**Available data:**
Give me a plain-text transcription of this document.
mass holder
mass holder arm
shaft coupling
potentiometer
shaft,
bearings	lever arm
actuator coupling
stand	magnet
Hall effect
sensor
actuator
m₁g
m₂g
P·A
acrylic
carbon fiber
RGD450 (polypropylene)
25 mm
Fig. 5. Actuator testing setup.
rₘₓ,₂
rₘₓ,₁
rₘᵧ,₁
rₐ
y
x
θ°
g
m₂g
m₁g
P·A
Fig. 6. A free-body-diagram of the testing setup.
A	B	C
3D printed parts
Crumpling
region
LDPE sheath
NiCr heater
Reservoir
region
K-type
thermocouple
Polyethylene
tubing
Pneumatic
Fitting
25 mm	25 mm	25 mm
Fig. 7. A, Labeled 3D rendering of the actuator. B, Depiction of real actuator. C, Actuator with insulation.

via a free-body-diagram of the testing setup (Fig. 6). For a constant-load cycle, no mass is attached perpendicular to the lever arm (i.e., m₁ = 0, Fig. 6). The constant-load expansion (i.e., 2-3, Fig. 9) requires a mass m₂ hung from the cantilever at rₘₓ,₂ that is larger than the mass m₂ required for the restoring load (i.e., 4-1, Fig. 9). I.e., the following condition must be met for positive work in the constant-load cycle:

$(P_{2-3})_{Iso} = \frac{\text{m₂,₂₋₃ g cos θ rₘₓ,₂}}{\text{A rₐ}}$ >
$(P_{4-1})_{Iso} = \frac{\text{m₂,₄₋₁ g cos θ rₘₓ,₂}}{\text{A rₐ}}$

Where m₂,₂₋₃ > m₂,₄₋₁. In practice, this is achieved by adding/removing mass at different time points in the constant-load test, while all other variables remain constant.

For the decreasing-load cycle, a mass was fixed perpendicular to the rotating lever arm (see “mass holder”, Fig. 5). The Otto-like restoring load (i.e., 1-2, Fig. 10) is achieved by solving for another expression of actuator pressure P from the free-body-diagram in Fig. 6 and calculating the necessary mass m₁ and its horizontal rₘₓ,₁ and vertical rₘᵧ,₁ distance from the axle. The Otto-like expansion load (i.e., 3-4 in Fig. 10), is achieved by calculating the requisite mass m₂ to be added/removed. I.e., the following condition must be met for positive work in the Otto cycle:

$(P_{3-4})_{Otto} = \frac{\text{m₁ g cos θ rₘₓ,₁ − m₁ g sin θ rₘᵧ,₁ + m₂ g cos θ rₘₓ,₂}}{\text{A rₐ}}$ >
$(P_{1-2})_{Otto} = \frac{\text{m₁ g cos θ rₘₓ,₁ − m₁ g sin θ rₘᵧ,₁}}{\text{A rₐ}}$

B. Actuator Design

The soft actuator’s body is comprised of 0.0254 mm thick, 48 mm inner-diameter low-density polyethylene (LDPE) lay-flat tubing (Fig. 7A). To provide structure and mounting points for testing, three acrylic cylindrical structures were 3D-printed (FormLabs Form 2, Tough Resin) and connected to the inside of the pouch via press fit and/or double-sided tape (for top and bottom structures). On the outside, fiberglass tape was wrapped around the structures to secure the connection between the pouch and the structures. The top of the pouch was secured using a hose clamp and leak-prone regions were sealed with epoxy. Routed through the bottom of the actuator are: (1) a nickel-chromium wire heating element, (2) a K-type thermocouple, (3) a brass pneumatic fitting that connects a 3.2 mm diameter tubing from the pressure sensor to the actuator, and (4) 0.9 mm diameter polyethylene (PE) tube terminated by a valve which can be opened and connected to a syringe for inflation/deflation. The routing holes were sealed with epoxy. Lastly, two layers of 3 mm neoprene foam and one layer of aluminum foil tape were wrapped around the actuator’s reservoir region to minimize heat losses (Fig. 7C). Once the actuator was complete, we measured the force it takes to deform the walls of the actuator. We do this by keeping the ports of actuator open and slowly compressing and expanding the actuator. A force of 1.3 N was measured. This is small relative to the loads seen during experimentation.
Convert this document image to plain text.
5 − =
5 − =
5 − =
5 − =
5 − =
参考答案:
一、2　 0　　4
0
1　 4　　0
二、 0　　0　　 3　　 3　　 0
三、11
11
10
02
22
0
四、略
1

**Goal of the exercise:** Copy out all of the data exactly, leaving nothing out.

**Answer to the problem:**
Give me a plain-text transcription of this document.
mass holder
mass holder arm
shaft coupling
potentiometer
shaft,
bearings	lever arm
actuator coupling
stand	magnet
Hall effect
sensor
actuator
m₁g
m₂g
P·A
acrylic
carbon fiber
RGD450 (polypropylene)
25 mm
Fig. 5. Actuator testing setup.
rₘₓ,₂
rₘₓ,₁
rₘᵧ,₁
rₐ
y
x
θ°
g
m₂g
m₁g
P·A
Fig. 6. A free-body-diagram of the testing setup.
A	B	C
3D printed parts
Crumpling
region
LDPE sheath
NiCr heater
Reservoir
region
K-type
thermocouple
Polyethylene
tubing
Pneumatic
Fitting
25 mm	25 mm	25 mm
Fig. 7. A, Labeled 3D rendering of the actuator. B, Depiction of real actuator. C, Actuator with insulation.

via a free-body-diagram of the testing setup (Fig. 6). For a constant-load cycle, no mass is attached perpendicular to the lever arm (i.e., m₁ = 0, Fig. 6). The constant-load expansion (i.e., 2-3, Fig. 9) requires a mass m₂ hung from the cantilever at rₘₓ,₂ that is larger than the mass m₂ required for the restoring load (i.e., 4-1, Fig. 9). I.e., the following condition must be met for positive work in the constant-load cycle:

$(P_{2-3})_{Iso} = \frac{\text{m₂,₂₋₃ g cos θ rₘₓ,₂}}{\text{A rₐ}}$ >
$(P_{4-1})_{Iso} = \frac{\text{m₂,₄₋₁ g cos θ rₘₓ,₂}}{\text{A rₐ}}$

Where m₂,₂₋₃ > m₂,₄₋₁. In practice, this is achieved by adding/removing mass at different time points in the constant-load test, while all other variables remain constant.

For the decreasing-load cycle, a mass was fixed perpendicular to the rotating lever arm (see “mass holder”, Fig. 5). The Otto-like restoring load (i.e., 1-2, Fig. 10) is achieved by solving for another expression of actuator pressure P from the free-body-diagram in Fig. 6 and calculating the necessary mass m₁ and its horizontal rₘₓ,₁ and vertical rₘᵧ,₁ distance from the axle. The Otto-like expansion load (i.e., 3-4 in Fig. 10), is achieved by calculating the requisite mass m₂ to be added/removed. I.e., the following condition must be met for positive work in the Otto cycle:

$(P_{3-4})_{Otto} = \frac{\text{m₁ g cos θ rₘₓ,₁ − m₁ g sin θ rₘᵧ,₁ + m₂ g cos θ rₘₓ,₂}}{\text{A rₐ}}$ >
$(P_{1-2})_{Otto} = \frac{\text{m₁ g cos θ rₘₓ,₁ − m₁ g sin θ rₘᵧ,₁}}{\text{A rₐ}}$

B. Actuator Design

The soft actuator’s body is comprised of 0.0254 mm thick, 48 mm inner-diameter low-density polyethylene (LDPE) lay-flat tubing (Fig. 7A). To provide structure and mounting points for testing, three acrylic cylindrical structures were 3D-printed (FormLabs Form 2, Tough Resin) and connected to the inside of the pouch via press fit and/or double-sided tape (for top and bottom structures). On the outside, fiberglass tape was wrapped around the structures to secure the connection between the pouch and the structures. The top of the pouch was secured using a hose clamp and leak-prone regions were sealed with epoxy. Routed through the bottom of the actuator are: (1) a nickel-chromium wire heating element, (2) a K-type thermocouple, (3) a brass pneumatic fitting that connects a 3.2 mm diameter tubing from the pressure sensor to the actuator, and (4) 0.9 mm diameter polyethylene (PE) tube terminated by a valve which can be opened and connected to a syringe for inflation/deflation. The routing holes were sealed with epoxy. Lastly, two layers of 3 mm neoprene foam and one layer of aluminum foil tape were wrapped around the actuator’s reservoir region to minimize heat losses (Fig. 7C). Once the actuator was complete, we measured the force it takes to deform the walls of the actuator. We do this by keeping the ports of actuator open and slowly compressing and expanding the actuator. A force of 1.3 N was measured. This is small relative to the loads seen during experimentation.
Convert this document image to plain text.
5 − =
5 − =
5 − =
5 − =
5 − =
参考答案:
一、2　 0　　4
0
1　 4　　0
二、 0　　0　　 3　　 3　　 0
三、11
11
10
02
22
0
四、略
1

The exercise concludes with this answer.